## REQUIRED WORK
Select all lines with the string "which" in them, and copy those lines.

## INFORMATION SUPPLIED
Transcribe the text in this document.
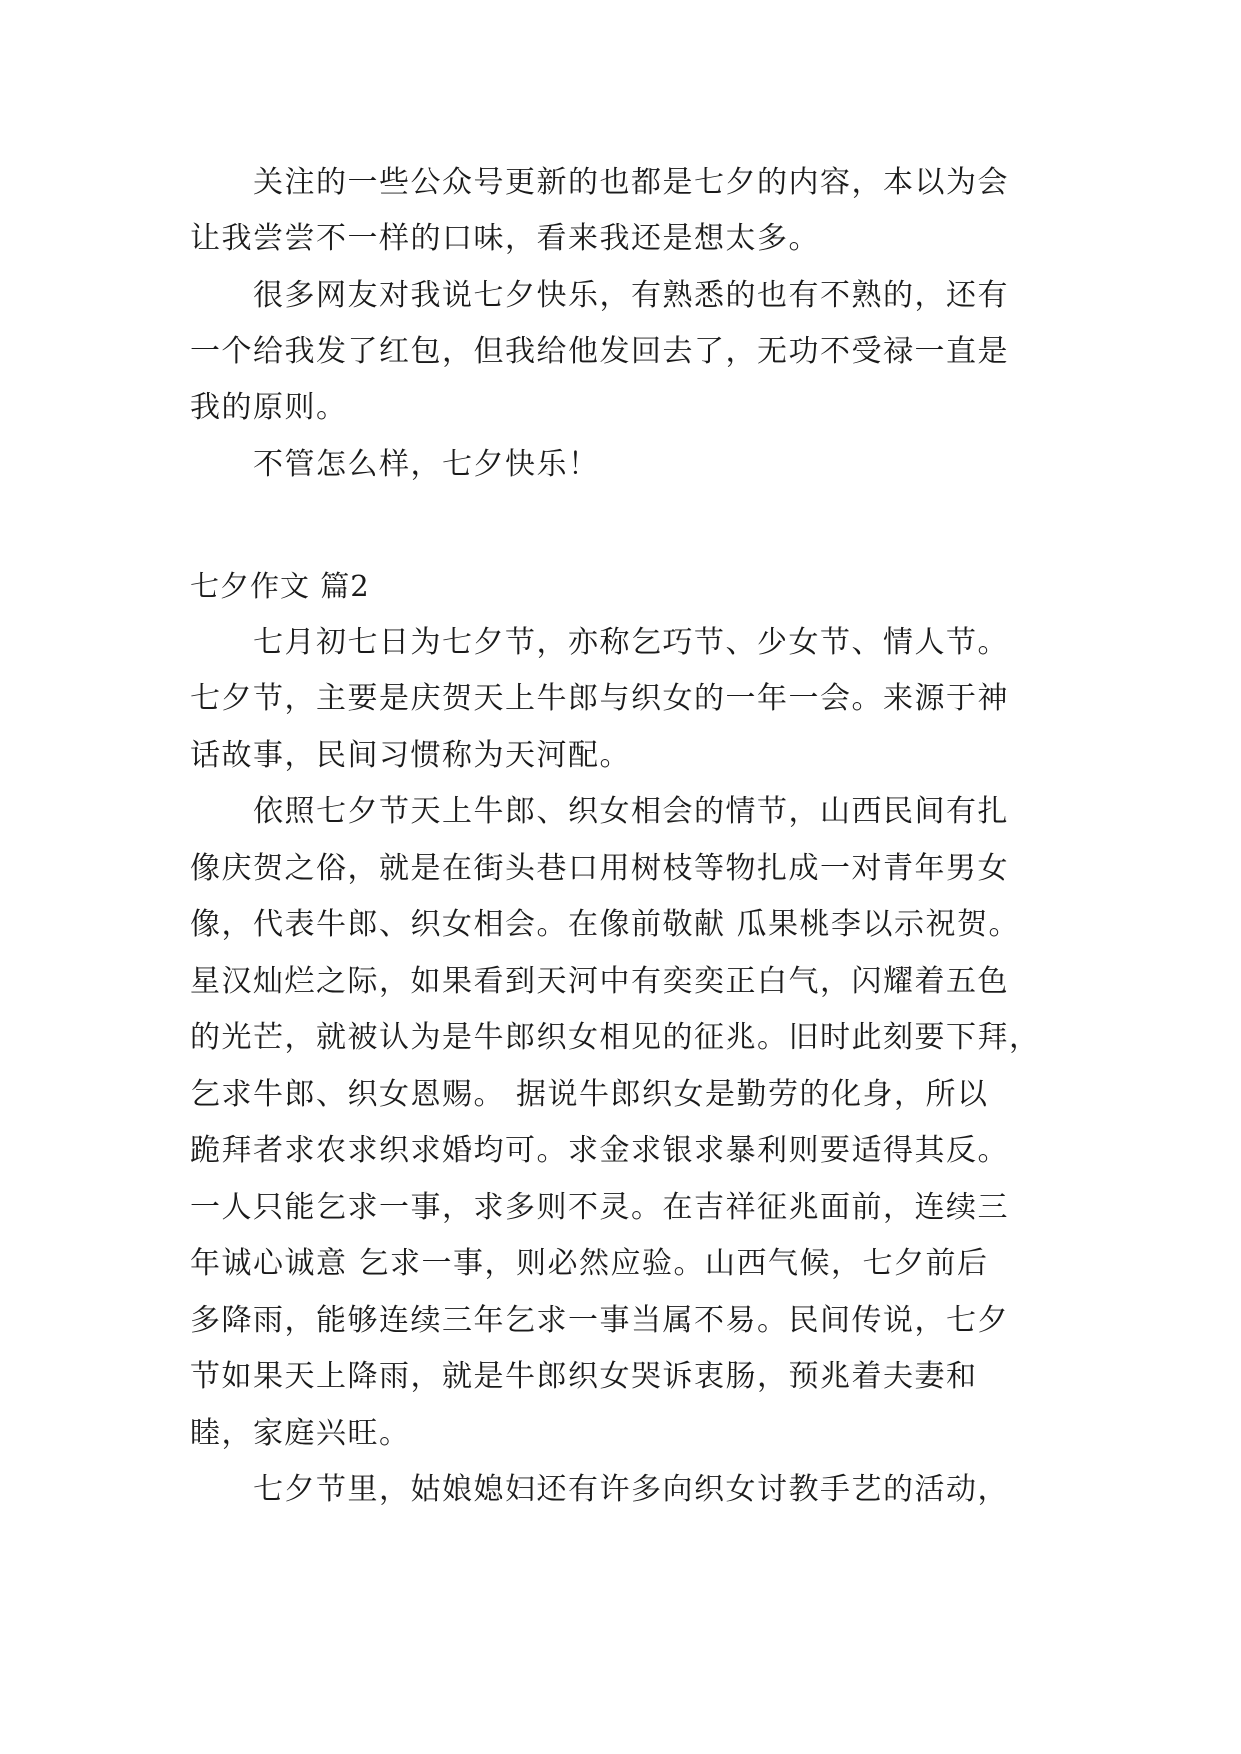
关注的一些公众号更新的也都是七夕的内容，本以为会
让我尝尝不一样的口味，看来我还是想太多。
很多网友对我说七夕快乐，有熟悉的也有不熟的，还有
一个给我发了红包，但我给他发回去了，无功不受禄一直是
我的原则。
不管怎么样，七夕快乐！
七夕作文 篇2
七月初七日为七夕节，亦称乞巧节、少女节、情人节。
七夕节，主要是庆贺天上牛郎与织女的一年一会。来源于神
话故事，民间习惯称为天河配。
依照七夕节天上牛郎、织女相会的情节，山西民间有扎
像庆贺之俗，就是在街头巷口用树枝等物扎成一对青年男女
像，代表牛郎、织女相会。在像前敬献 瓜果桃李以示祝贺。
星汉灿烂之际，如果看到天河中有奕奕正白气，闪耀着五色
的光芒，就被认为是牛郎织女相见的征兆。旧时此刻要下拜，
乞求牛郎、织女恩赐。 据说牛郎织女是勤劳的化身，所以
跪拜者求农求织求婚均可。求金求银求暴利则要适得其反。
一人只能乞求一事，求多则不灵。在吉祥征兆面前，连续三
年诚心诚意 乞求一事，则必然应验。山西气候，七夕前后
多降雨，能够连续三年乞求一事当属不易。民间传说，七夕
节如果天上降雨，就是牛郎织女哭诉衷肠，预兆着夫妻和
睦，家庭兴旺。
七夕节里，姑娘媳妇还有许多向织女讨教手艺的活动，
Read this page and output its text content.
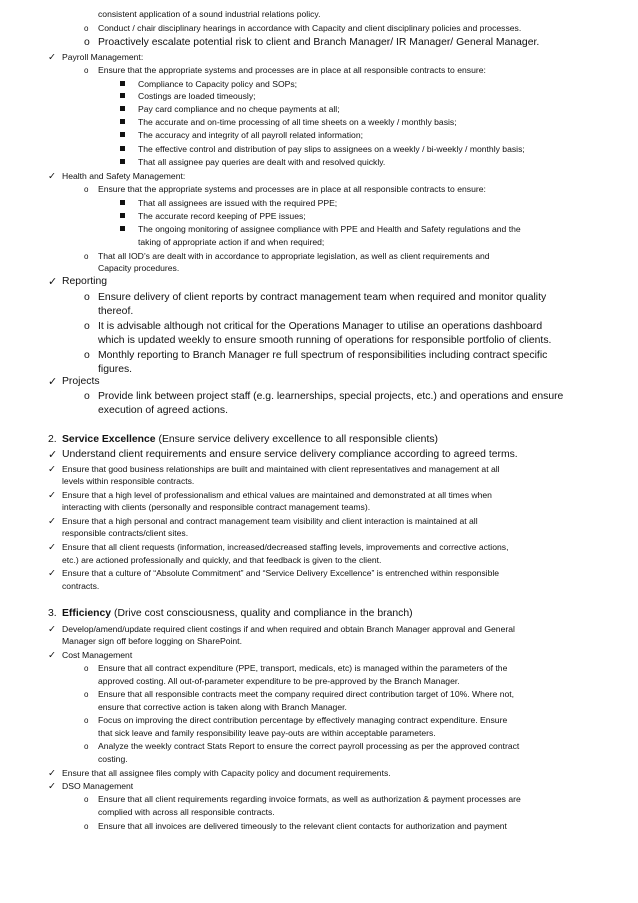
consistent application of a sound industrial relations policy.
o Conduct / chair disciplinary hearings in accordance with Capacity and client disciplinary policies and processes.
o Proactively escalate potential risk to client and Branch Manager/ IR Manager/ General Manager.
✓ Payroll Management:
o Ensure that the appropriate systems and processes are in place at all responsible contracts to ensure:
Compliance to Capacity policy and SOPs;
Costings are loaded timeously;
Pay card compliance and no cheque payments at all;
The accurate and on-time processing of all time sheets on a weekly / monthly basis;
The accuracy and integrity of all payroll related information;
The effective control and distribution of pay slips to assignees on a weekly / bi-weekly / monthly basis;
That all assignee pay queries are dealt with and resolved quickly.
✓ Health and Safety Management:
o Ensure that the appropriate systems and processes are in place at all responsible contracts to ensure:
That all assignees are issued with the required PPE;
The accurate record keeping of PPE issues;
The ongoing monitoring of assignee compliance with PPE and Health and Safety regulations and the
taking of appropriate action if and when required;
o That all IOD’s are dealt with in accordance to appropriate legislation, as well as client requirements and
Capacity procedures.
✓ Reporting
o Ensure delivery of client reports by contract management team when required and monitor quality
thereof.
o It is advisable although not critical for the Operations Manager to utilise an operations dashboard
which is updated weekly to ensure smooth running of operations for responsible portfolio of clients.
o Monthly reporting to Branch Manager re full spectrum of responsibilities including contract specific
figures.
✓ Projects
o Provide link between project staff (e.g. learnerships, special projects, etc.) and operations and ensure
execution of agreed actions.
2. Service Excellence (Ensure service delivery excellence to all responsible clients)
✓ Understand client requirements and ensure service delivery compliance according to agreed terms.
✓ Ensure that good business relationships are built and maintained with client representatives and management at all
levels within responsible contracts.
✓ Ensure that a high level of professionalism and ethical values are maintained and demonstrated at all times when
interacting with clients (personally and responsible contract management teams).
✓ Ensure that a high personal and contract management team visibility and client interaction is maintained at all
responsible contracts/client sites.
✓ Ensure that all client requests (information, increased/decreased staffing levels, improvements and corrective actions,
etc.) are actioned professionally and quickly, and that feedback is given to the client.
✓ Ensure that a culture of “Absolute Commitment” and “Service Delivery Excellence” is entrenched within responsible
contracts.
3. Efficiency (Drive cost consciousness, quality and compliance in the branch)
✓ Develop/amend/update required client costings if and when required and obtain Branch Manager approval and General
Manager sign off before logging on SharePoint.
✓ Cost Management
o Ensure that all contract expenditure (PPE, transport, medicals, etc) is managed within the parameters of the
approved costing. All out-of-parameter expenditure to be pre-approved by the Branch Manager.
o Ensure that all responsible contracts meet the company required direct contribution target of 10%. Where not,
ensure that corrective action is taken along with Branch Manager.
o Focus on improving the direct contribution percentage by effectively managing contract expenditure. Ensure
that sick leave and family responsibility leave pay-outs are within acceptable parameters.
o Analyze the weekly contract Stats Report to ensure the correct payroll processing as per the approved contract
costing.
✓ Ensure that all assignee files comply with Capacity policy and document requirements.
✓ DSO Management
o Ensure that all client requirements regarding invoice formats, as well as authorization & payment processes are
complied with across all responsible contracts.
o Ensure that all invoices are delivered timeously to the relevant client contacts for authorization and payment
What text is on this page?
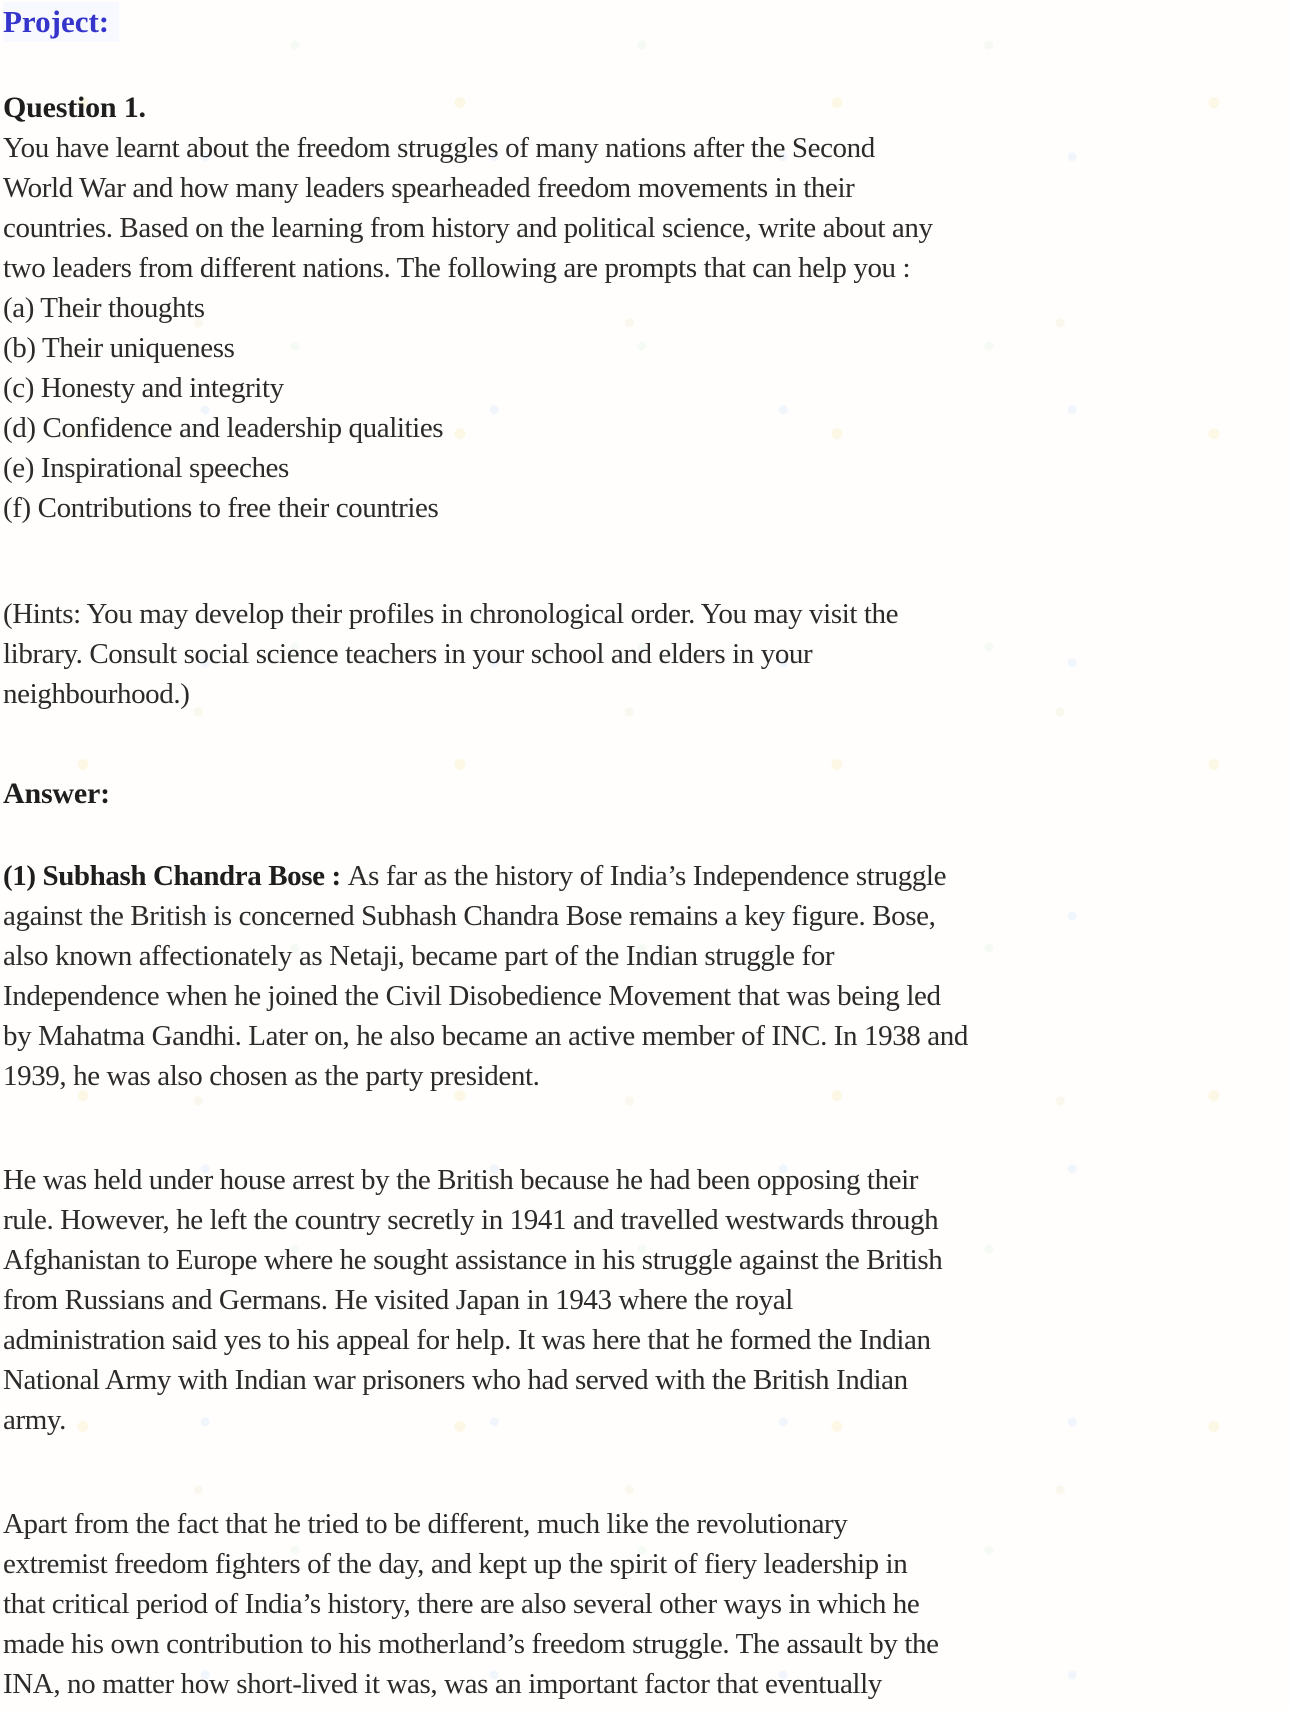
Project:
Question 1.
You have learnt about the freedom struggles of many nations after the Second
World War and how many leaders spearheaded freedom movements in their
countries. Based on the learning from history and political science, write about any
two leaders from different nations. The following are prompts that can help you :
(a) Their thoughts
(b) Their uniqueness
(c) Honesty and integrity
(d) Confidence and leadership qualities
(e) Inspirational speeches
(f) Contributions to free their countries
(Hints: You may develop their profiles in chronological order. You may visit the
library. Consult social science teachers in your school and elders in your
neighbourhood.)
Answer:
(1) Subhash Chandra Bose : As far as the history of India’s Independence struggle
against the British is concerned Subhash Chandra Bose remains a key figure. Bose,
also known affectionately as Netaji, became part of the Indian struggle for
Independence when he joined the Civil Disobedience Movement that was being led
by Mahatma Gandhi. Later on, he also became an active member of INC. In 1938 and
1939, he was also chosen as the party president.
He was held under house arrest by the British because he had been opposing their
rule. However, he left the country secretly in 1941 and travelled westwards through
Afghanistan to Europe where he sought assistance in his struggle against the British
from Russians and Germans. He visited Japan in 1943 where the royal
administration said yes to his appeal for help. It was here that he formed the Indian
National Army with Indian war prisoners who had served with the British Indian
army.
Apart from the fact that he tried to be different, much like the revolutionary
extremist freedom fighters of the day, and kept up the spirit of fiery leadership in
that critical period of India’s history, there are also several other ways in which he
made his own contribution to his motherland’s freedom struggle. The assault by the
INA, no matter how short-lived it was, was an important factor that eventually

## SOLUTION TO THIS EXERCISE
which is updated weekly to ensure smooth running of operations for responsible portfolio of clients.
that critical period of India’s history, there are also several other ways in which he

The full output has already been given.